** What this task involves **
Your task is to extract every line from the material below exactly.

[START OF Raw records]

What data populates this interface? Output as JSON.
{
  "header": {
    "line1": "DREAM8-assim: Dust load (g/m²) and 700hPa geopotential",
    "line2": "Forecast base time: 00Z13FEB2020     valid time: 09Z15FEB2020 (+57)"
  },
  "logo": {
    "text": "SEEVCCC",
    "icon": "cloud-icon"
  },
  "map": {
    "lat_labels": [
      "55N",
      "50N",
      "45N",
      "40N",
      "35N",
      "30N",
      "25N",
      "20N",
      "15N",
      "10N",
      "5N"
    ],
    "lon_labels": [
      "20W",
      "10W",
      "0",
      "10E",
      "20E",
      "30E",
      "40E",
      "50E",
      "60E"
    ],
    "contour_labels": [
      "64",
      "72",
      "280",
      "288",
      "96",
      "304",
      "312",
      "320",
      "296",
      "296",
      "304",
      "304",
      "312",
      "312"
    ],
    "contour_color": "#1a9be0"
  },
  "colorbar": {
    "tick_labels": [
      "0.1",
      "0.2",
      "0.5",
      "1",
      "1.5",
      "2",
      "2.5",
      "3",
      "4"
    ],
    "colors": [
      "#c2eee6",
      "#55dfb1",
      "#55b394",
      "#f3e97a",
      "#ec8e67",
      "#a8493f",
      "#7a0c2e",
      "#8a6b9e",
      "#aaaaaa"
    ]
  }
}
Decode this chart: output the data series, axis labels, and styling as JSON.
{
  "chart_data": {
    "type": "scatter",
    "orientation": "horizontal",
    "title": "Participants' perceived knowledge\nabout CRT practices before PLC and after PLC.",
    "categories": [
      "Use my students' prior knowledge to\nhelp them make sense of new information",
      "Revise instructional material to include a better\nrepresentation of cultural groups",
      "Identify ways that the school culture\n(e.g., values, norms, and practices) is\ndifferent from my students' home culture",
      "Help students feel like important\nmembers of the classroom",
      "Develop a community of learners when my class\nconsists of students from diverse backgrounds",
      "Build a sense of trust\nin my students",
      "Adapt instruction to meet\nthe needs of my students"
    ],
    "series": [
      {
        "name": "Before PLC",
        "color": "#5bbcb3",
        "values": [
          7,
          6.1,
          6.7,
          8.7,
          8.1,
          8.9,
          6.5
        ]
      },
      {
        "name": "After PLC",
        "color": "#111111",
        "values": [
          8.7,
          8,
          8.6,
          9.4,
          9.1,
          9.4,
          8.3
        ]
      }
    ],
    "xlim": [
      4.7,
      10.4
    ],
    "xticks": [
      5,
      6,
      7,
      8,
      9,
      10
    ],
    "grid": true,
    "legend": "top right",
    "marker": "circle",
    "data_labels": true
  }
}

[END OF Raw records]

** Finished answer **
What data populates this interface? Output as JSON.
{
  "header": {
    "line1": "DREAM8-assim: Dust load (g/m²) and 700hPa geopotential",
    "line2": "Forecast base time: 00Z13FEB2020     valid time: 09Z15FEB2020 (+57)"
  },
  "logo": {
    "text": "SEEVCCC",
    "icon": "cloud-icon"
  },
  "map": {
    "lat_labels": [
      "55N",
      "50N",
      "45N",
      "40N",
      "35N",
      "30N",
      "25N",
      "20N",
      "15N",
      "10N",
      "5N"
    ],
    "lon_labels": [
      "20W",
      "10W",
      "0",
      "10E",
      "20E",
      "30E",
      "40E",
      "50E",
      "60E"
    ],
    "contour_labels": [
      "64",
      "72",
      "280",
      "288",
      "96",
      "304",
      "312",
      "320",
      "296",
      "296",
      "304",
      "304",
      "312",
      "312"
    ],
    "contour_color": "#1a9be0"
  },
  "colorbar": {
    "tick_labels": [
      "0.1",
      "0.2",
      "0.5",
      "1",
      "1.5",
      "2",
      "2.5",
      "3",
      "4"
    ],
    "colors": [
      "#c2eee6",
      "#55dfb1",
      "#55b394",
      "#f3e97a",
      "#ec8e67",
      "#a8493f",
      "#7a0c2e",
      "#8a6b9e",
      "#aaaaaa"
    ]
  }
}
Decode this chart: output the data series, axis labels, and styling as JSON.
{
  "chart_data": {
    "type": "scatter",
    "orientation": "horizontal",
    "title": "Participants' perceived knowledge\nabout CRT practices before PLC and after PLC.",
    "categories": [
      "Use my students' prior knowledge to\nhelp them make sense of new information",
      "Revise instructional material to include a better\nrepresentation of cultural groups",
      "Identify ways that the school culture\n(e.g., values, norms, and practices) is\ndifferent from my students' home culture",
      "Help students feel like important\nmembers of the classroom",
      "Develop a community of learners when my class\nconsists of students from diverse backgrounds",
      "Build a sense of trust\nin my students",
      "Adapt instruction to meet\nthe needs of my students"
    ],
    "series": [
      {
        "name": "Before PLC",
        "color": "#5bbcb3",
        "values": [
          7,
          6.1,
          6.7,
          8.7,
          8.1,
          8.9,
          6.5
        ]
      },
      {
        "name": "After PLC",
        "color": "#111111",
        "values": [
          8.7,
          8,
          8.6,
          9.4,
          9.1,
          9.4,
          8.3
        ]
      }
    ],
    "xlim": [
      4.7,
      10.4
    ],
    "xticks": [
      5,
      6,
      7,
      8,
      9,
      10
    ],
    "grid": true,
    "legend": "top right",
    "marker": "circle",
    "data_labels": true
  }
}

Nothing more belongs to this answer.